## GIVEN ENTRIES:
begin

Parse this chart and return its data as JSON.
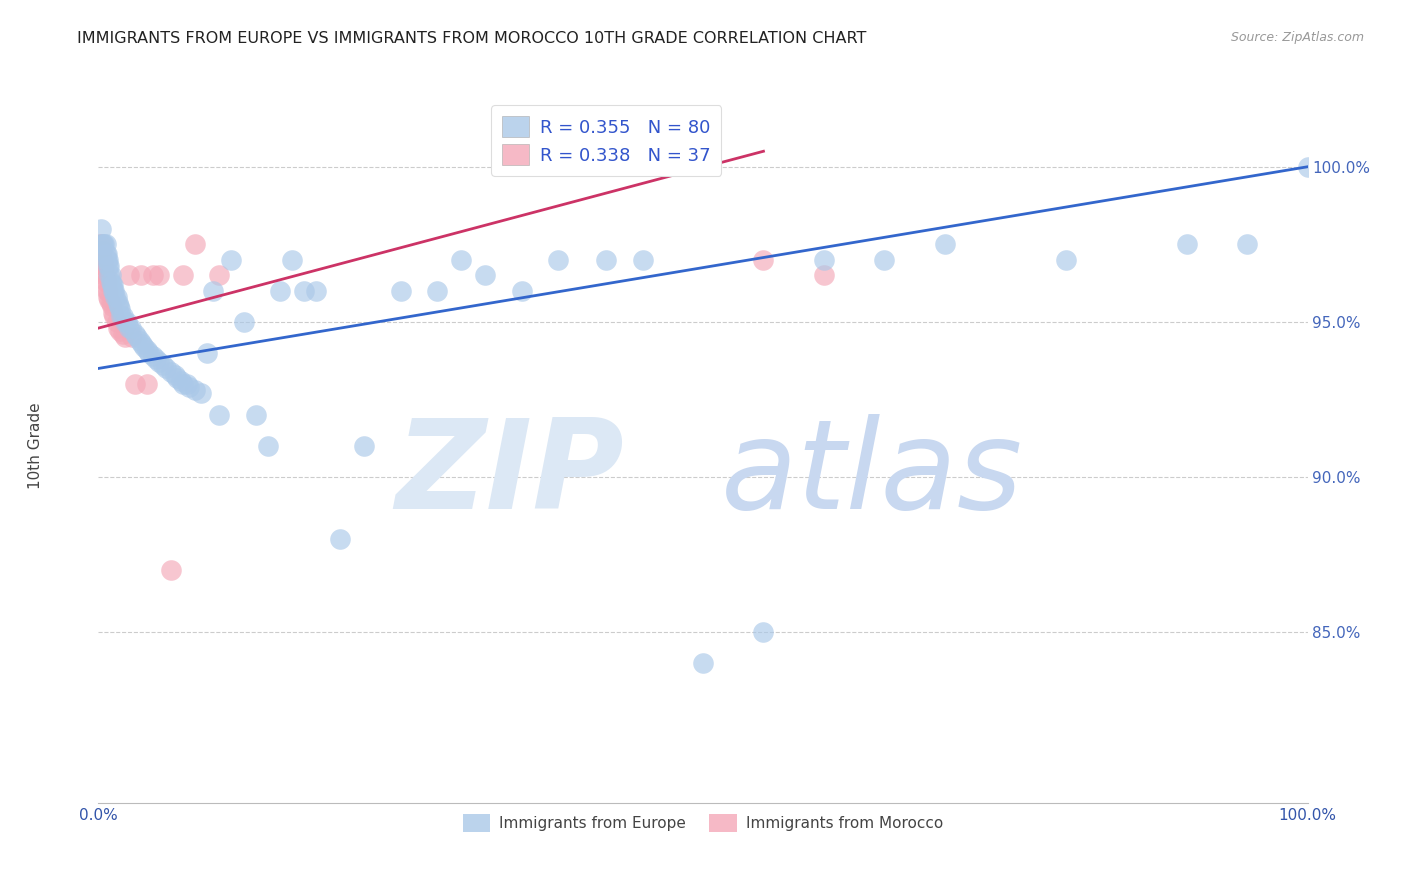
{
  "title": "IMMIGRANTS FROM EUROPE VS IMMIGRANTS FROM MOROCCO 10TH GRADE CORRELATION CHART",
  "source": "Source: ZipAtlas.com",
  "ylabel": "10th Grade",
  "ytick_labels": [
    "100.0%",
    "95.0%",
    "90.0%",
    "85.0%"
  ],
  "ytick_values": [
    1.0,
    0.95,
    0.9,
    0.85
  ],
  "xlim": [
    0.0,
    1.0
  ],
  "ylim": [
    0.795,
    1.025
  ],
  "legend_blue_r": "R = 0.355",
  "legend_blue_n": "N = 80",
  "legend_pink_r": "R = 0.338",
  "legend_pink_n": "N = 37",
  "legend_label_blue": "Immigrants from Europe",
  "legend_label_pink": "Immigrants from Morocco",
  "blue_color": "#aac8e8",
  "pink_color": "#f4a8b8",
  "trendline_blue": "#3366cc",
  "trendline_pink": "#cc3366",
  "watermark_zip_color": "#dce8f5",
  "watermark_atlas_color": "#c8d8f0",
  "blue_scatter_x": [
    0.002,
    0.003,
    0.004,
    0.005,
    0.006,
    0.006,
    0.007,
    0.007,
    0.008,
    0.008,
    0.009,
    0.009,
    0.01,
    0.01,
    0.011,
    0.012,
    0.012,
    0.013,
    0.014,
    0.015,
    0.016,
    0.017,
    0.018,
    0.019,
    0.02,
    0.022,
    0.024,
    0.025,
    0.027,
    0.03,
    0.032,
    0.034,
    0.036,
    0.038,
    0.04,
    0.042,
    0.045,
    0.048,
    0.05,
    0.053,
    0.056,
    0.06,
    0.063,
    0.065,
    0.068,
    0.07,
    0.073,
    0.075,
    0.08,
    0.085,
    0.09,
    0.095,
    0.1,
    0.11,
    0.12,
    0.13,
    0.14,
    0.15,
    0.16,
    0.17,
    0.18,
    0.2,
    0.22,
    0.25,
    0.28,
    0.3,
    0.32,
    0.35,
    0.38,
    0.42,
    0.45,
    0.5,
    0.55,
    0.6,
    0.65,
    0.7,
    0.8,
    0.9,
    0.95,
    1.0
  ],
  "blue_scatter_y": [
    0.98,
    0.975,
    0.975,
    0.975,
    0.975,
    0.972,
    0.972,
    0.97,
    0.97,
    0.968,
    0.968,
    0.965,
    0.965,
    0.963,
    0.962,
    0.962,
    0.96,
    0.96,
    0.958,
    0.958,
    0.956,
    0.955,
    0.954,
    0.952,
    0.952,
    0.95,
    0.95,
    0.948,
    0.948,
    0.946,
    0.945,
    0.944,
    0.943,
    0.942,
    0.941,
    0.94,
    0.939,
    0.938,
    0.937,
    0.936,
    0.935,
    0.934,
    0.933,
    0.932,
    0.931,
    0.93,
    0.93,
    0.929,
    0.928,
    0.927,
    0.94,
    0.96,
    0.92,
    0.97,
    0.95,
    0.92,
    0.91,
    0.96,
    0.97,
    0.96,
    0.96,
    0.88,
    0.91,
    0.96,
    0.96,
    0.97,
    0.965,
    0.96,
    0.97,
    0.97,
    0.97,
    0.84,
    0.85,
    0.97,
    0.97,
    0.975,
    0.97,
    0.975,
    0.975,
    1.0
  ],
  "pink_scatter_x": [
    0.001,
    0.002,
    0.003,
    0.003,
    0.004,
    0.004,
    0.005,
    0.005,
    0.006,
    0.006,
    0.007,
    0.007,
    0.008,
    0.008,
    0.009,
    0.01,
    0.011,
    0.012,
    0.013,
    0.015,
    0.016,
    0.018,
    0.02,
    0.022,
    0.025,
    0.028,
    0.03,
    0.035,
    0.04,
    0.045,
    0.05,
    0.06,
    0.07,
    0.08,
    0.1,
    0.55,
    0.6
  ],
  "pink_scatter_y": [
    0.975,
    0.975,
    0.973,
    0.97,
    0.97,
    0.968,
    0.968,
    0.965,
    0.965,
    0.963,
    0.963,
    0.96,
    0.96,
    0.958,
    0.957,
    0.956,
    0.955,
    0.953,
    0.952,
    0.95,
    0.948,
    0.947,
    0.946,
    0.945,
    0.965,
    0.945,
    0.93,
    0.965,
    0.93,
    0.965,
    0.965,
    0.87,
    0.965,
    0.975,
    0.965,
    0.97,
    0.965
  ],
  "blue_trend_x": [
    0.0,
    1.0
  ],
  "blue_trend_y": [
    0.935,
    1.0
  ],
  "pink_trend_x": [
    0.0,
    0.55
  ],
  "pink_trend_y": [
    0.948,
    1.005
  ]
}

end

## WHAT IS NEEDED:
Without the pictures, copy the material exactly as given.

## EXERCISE SOLUTION:
Parse this chart and return its data as JSON.
{
  "title": "IMMIGRANTS FROM EUROPE VS IMMIGRANTS FROM MOROCCO 10TH GRADE CORRELATION CHART",
  "source": "Source: ZipAtlas.com",
  "ylabel": "10th Grade",
  "ytick_labels": [
    "100.0%",
    "95.0%",
    "90.0%",
    "85.0%"
  ],
  "ytick_values": [
    1.0,
    0.95,
    0.9,
    0.85
  ],
  "xlim": [
    0.0,
    1.0
  ],
  "ylim": [
    0.795,
    1.025
  ],
  "legend_blue_r": "R = 0.355",
  "legend_blue_n": "N = 80",
  "legend_pink_r": "R = 0.338",
  "legend_pink_n": "N = 37",
  "legend_label_blue": "Immigrants from Europe",
  "legend_label_pink": "Immigrants from Morocco",
  "blue_color": "#aac8e8",
  "pink_color": "#f4a8b8",
  "trendline_blue": "#3366cc",
  "trendline_pink": "#cc3366",
  "watermark_zip_color": "#dce8f5",
  "watermark_atlas_color": "#c8d8f0",
  "blue_scatter_x": [
    0.002,
    0.003,
    0.004,
    0.005,
    0.006,
    0.006,
    0.007,
    0.007,
    0.008,
    0.008,
    0.009,
    0.009,
    0.01,
    0.01,
    0.011,
    0.012,
    0.012,
    0.013,
    0.014,
    0.015,
    0.016,
    0.017,
    0.018,
    0.019,
    0.02,
    0.022,
    0.024,
    0.025,
    0.027,
    0.03,
    0.032,
    0.034,
    0.036,
    0.038,
    0.04,
    0.042,
    0.045,
    0.048,
    0.05,
    0.053,
    0.056,
    0.06,
    0.063,
    0.065,
    0.068,
    0.07,
    0.073,
    0.075,
    0.08,
    0.085,
    0.09,
    0.095,
    0.1,
    0.11,
    0.12,
    0.13,
    0.14,
    0.15,
    0.16,
    0.17,
    0.18,
    0.2,
    0.22,
    0.25,
    0.28,
    0.3,
    0.32,
    0.35,
    0.38,
    0.42,
    0.45,
    0.5,
    0.55,
    0.6,
    0.65,
    0.7,
    0.8,
    0.9,
    0.95,
    1.0
  ],
  "blue_scatter_y": [
    0.98,
    0.975,
    0.975,
    0.975,
    0.975,
    0.972,
    0.972,
    0.97,
    0.97,
    0.968,
    0.968,
    0.965,
    0.965,
    0.963,
    0.962,
    0.962,
    0.96,
    0.96,
    0.958,
    0.958,
    0.956,
    0.955,
    0.954,
    0.952,
    0.952,
    0.95,
    0.95,
    0.948,
    0.948,
    0.946,
    0.945,
    0.944,
    0.943,
    0.942,
    0.941,
    0.94,
    0.939,
    0.938,
    0.937,
    0.936,
    0.935,
    0.934,
    0.933,
    0.932,
    0.931,
    0.93,
    0.93,
    0.929,
    0.928,
    0.927,
    0.94,
    0.96,
    0.92,
    0.97,
    0.95,
    0.92,
    0.91,
    0.96,
    0.97,
    0.96,
    0.96,
    0.88,
    0.91,
    0.96,
    0.96,
    0.97,
    0.965,
    0.96,
    0.97,
    0.97,
    0.97,
    0.84,
    0.85,
    0.97,
    0.97,
    0.975,
    0.97,
    0.975,
    0.975,
    1.0
  ],
  "pink_scatter_x": [
    0.001,
    0.002,
    0.003,
    0.003,
    0.004,
    0.004,
    0.005,
    0.005,
    0.006,
    0.006,
    0.007,
    0.007,
    0.008,
    0.008,
    0.009,
    0.01,
    0.011,
    0.012,
    0.013,
    0.015,
    0.016,
    0.018,
    0.02,
    0.022,
    0.025,
    0.028,
    0.03,
    0.035,
    0.04,
    0.045,
    0.05,
    0.06,
    0.07,
    0.08,
    0.1,
    0.55,
    0.6
  ],
  "pink_scatter_y": [
    0.975,
    0.975,
    0.973,
    0.97,
    0.97,
    0.968,
    0.968,
    0.965,
    0.965,
    0.963,
    0.963,
    0.96,
    0.96,
    0.958,
    0.957,
    0.956,
    0.955,
    0.953,
    0.952,
    0.95,
    0.948,
    0.947,
    0.946,
    0.945,
    0.965,
    0.945,
    0.93,
    0.965,
    0.93,
    0.965,
    0.965,
    0.87,
    0.965,
    0.975,
    0.965,
    0.97,
    0.965
  ],
  "blue_trend_x": [
    0.0,
    1.0
  ],
  "blue_trend_y": [
    0.935,
    1.0
  ],
  "pink_trend_x": [
    0.0,
    0.55
  ],
  "pink_trend_y": [
    0.948,
    1.005
  ]
}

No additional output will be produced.